§ Goal: Check the listing below line by line and report how many lines hold "title", with no other words.
── Supplied information ──
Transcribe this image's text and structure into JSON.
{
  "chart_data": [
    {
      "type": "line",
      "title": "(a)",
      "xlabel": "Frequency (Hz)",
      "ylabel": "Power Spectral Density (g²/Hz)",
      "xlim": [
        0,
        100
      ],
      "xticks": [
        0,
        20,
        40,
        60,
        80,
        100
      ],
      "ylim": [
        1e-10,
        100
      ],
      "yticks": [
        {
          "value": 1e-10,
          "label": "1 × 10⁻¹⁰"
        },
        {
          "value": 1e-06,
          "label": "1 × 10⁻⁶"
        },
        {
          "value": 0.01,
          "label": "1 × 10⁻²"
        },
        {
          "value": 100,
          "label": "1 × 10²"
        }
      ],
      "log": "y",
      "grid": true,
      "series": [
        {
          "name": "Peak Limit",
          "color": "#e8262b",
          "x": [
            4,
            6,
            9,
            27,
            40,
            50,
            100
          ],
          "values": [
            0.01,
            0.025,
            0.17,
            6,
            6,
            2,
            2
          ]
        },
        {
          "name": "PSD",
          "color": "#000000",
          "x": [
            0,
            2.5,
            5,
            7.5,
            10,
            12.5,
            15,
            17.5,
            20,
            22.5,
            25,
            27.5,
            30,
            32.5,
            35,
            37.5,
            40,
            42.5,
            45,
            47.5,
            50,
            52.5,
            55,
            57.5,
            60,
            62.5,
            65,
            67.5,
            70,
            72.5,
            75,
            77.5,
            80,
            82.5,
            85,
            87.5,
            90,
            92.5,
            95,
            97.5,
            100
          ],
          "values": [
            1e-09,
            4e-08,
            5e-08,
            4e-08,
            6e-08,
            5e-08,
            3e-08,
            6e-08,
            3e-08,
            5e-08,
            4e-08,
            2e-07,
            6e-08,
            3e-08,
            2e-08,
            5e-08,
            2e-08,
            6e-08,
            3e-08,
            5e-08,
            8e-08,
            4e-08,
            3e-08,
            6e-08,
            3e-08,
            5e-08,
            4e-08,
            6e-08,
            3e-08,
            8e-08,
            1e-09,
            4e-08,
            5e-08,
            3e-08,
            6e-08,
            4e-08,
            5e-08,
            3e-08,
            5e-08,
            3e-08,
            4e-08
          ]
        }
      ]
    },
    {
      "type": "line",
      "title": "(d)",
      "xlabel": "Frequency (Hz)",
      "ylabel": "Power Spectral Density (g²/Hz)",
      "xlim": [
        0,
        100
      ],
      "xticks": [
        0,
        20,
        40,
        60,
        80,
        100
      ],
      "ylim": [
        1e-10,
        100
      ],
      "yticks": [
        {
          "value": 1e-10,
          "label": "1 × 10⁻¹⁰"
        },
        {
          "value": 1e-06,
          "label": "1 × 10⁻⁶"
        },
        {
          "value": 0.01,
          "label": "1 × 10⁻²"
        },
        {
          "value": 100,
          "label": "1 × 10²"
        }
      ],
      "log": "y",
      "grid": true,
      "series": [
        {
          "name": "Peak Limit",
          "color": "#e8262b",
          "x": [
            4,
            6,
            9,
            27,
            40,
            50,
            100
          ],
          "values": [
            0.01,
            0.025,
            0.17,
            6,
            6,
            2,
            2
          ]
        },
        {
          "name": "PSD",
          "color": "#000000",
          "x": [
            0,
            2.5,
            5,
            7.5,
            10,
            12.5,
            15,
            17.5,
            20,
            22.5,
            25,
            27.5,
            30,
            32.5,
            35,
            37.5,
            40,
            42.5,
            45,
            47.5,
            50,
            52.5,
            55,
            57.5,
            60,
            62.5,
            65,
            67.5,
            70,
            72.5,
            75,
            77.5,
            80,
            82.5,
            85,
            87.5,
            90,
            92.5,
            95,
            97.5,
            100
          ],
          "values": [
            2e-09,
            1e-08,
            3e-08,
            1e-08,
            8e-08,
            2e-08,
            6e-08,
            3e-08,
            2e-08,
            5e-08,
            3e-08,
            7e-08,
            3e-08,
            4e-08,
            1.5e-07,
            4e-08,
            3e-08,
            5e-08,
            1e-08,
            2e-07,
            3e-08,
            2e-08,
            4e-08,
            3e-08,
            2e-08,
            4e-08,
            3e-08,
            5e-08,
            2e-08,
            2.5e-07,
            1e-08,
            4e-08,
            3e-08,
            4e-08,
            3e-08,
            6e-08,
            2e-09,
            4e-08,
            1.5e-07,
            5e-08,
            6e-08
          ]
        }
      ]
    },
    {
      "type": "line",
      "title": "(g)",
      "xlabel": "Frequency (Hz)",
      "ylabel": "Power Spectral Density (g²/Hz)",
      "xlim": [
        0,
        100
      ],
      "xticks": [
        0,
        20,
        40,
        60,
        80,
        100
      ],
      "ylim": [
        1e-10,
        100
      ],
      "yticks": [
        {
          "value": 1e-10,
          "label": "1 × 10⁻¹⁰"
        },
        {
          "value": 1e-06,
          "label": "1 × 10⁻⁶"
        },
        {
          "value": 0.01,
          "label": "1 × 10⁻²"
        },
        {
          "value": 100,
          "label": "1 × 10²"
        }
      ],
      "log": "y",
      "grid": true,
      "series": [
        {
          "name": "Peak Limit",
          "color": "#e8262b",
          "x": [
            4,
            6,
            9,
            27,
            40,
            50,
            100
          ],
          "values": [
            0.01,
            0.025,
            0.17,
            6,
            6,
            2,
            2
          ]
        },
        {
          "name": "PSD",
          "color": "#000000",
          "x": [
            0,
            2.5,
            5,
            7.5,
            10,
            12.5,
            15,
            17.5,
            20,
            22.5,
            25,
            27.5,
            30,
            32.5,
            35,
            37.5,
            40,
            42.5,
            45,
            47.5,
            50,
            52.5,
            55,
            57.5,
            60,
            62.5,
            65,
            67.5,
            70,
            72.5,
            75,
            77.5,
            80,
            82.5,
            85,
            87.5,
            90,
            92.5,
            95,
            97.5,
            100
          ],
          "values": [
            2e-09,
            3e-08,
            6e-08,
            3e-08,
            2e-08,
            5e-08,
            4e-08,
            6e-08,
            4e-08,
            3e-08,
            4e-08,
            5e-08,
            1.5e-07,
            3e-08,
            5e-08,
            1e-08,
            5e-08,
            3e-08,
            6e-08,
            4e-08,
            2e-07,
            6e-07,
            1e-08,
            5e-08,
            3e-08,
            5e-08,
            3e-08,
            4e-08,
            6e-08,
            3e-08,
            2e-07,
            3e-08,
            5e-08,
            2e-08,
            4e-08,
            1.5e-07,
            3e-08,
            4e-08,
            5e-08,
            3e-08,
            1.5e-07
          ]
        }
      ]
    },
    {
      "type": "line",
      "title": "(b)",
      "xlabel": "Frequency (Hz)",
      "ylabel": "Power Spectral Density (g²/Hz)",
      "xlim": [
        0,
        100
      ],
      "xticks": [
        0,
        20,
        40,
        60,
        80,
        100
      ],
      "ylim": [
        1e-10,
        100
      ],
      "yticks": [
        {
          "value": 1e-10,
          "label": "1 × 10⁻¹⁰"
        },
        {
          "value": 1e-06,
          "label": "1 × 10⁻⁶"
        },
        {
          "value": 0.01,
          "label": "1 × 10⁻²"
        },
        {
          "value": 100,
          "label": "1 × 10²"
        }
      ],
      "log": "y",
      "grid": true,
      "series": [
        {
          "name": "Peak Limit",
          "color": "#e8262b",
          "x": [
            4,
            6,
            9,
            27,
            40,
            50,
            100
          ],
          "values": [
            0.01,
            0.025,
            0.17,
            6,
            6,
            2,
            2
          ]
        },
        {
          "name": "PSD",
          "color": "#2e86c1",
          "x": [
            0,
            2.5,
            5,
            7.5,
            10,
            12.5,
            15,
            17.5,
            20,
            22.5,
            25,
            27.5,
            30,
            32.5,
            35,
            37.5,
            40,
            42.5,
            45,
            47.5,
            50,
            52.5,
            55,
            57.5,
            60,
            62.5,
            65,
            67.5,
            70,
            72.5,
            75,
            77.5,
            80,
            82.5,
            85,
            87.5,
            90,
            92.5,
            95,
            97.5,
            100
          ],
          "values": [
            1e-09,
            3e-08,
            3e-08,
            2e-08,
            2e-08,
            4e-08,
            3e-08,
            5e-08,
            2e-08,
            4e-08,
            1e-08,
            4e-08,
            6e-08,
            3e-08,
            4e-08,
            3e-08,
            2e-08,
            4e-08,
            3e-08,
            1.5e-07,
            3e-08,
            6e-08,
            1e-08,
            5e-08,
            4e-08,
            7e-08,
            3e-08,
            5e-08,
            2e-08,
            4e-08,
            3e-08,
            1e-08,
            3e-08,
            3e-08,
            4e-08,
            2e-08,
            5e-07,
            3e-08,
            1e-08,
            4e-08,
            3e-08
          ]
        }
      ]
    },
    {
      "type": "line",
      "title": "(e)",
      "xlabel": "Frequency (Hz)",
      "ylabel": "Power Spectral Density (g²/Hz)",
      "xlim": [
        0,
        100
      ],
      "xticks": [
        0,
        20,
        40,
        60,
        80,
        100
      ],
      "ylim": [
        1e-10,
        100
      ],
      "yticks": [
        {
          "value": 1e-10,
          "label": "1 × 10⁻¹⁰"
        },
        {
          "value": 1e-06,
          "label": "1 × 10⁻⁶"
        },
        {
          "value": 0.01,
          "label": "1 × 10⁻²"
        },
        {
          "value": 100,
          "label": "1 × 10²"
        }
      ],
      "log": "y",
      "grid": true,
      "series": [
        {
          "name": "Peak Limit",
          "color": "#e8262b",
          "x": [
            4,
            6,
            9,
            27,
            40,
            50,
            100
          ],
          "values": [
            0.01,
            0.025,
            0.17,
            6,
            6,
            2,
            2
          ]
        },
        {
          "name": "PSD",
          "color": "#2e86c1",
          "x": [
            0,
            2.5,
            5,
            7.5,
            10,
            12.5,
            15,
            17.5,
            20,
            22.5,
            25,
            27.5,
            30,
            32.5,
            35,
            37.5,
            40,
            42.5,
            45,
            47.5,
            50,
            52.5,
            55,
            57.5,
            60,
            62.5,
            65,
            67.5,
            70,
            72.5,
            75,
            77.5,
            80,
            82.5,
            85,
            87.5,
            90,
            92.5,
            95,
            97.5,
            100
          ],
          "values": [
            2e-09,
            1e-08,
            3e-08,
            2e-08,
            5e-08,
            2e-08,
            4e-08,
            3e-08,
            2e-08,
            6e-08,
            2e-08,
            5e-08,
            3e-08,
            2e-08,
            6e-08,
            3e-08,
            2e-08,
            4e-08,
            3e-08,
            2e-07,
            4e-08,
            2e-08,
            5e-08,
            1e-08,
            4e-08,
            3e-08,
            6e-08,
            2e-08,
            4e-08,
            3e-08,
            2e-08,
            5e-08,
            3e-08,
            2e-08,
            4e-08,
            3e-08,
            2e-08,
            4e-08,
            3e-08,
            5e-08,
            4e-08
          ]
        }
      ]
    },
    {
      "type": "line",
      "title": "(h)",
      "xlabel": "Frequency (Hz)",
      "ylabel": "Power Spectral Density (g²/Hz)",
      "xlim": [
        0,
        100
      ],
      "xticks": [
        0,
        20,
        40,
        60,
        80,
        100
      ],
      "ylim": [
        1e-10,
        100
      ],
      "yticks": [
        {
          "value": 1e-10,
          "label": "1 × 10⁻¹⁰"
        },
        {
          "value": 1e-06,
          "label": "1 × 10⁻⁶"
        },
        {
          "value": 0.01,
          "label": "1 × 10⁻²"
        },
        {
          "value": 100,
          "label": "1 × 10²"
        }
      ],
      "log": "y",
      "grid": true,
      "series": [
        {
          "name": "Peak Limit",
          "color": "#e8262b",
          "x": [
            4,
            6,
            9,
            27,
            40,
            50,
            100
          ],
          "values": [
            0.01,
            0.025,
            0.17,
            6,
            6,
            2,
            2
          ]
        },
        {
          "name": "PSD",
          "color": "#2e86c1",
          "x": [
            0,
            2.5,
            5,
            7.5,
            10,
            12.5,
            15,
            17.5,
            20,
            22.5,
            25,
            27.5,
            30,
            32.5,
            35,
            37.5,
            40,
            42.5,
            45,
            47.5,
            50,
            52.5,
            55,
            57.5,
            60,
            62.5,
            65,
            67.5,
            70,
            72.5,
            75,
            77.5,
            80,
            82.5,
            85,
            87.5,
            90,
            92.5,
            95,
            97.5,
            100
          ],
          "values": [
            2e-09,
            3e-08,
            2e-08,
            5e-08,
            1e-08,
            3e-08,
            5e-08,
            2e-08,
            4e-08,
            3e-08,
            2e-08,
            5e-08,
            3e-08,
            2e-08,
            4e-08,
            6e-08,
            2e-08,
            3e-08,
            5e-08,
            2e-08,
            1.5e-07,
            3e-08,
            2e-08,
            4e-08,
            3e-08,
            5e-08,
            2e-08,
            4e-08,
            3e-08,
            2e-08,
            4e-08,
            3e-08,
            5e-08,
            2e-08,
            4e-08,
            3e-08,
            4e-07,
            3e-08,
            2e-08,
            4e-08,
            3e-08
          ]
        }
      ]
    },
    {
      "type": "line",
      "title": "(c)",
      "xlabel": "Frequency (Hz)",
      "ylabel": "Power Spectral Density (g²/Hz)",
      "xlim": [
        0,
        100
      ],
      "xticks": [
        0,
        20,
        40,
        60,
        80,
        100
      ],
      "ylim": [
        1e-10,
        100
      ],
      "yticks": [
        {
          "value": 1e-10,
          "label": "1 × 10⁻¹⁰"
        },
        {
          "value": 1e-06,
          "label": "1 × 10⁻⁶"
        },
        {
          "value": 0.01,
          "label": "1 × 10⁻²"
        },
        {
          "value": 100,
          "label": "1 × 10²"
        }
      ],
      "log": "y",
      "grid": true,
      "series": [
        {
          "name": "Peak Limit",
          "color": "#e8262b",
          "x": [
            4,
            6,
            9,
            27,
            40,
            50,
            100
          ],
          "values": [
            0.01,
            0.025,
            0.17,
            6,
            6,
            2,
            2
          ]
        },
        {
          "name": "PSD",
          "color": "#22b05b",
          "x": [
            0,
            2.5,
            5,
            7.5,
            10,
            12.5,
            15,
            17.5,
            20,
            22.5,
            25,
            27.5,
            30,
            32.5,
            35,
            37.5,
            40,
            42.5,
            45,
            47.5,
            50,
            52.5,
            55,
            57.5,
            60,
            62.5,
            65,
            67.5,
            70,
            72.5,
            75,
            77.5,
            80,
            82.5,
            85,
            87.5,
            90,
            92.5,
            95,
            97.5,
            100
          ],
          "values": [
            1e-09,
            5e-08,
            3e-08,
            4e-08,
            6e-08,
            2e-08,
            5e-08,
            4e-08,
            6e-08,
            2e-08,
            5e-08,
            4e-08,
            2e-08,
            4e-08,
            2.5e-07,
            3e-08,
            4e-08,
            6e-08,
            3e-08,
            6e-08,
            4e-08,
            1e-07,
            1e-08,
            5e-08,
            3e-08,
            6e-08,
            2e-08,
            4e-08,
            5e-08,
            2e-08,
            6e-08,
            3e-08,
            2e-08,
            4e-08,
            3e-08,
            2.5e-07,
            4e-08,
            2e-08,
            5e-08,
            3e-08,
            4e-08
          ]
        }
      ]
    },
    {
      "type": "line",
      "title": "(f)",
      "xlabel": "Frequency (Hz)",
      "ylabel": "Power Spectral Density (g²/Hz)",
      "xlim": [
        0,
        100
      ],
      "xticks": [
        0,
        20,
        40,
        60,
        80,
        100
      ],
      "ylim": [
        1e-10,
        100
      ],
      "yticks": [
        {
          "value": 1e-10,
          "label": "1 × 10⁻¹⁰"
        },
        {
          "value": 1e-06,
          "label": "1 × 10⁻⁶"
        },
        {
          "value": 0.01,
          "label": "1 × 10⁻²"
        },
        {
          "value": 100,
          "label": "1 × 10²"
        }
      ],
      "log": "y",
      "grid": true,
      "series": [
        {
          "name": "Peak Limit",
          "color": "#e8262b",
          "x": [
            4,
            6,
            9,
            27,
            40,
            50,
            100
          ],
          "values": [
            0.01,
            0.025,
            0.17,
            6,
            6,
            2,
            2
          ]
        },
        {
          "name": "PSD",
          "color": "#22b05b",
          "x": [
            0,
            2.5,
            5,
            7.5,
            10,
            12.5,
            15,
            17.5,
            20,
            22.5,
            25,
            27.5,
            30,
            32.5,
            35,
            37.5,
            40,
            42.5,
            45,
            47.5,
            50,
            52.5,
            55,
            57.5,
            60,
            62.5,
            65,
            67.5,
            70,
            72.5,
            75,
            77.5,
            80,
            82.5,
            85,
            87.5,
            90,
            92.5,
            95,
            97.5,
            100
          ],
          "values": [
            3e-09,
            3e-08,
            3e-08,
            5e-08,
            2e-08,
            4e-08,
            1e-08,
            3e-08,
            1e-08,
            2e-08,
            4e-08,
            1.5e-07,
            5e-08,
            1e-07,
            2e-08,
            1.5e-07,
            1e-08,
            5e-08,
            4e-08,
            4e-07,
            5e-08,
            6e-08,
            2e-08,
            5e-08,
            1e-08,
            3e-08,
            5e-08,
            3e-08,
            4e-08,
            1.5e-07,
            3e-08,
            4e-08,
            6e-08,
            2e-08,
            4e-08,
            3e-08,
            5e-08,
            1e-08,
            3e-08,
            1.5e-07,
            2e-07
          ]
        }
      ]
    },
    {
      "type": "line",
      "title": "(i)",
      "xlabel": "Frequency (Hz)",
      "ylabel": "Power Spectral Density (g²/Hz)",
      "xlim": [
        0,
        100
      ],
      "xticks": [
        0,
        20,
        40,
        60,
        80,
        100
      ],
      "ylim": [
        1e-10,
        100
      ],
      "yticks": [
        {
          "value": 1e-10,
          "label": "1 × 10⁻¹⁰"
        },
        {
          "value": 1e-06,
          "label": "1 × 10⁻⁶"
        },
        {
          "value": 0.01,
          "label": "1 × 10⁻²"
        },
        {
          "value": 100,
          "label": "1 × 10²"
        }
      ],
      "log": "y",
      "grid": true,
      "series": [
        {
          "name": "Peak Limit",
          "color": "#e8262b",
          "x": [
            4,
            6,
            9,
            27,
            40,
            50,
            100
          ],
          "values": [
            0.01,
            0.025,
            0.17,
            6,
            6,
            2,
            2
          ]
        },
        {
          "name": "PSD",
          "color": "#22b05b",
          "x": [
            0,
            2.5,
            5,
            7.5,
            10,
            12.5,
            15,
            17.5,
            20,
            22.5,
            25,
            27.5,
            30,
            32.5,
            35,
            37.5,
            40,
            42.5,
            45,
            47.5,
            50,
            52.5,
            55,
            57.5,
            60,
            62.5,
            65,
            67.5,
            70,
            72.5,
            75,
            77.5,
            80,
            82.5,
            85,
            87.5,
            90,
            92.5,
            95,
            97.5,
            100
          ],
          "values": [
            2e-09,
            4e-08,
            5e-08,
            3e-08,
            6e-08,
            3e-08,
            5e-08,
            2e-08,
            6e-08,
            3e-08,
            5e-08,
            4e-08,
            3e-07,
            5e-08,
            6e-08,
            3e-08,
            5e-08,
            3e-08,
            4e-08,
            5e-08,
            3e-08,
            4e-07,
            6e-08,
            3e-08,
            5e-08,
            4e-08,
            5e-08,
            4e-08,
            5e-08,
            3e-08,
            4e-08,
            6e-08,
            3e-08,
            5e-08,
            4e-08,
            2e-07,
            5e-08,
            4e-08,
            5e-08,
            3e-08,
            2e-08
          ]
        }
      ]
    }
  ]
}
───
§ Response: 9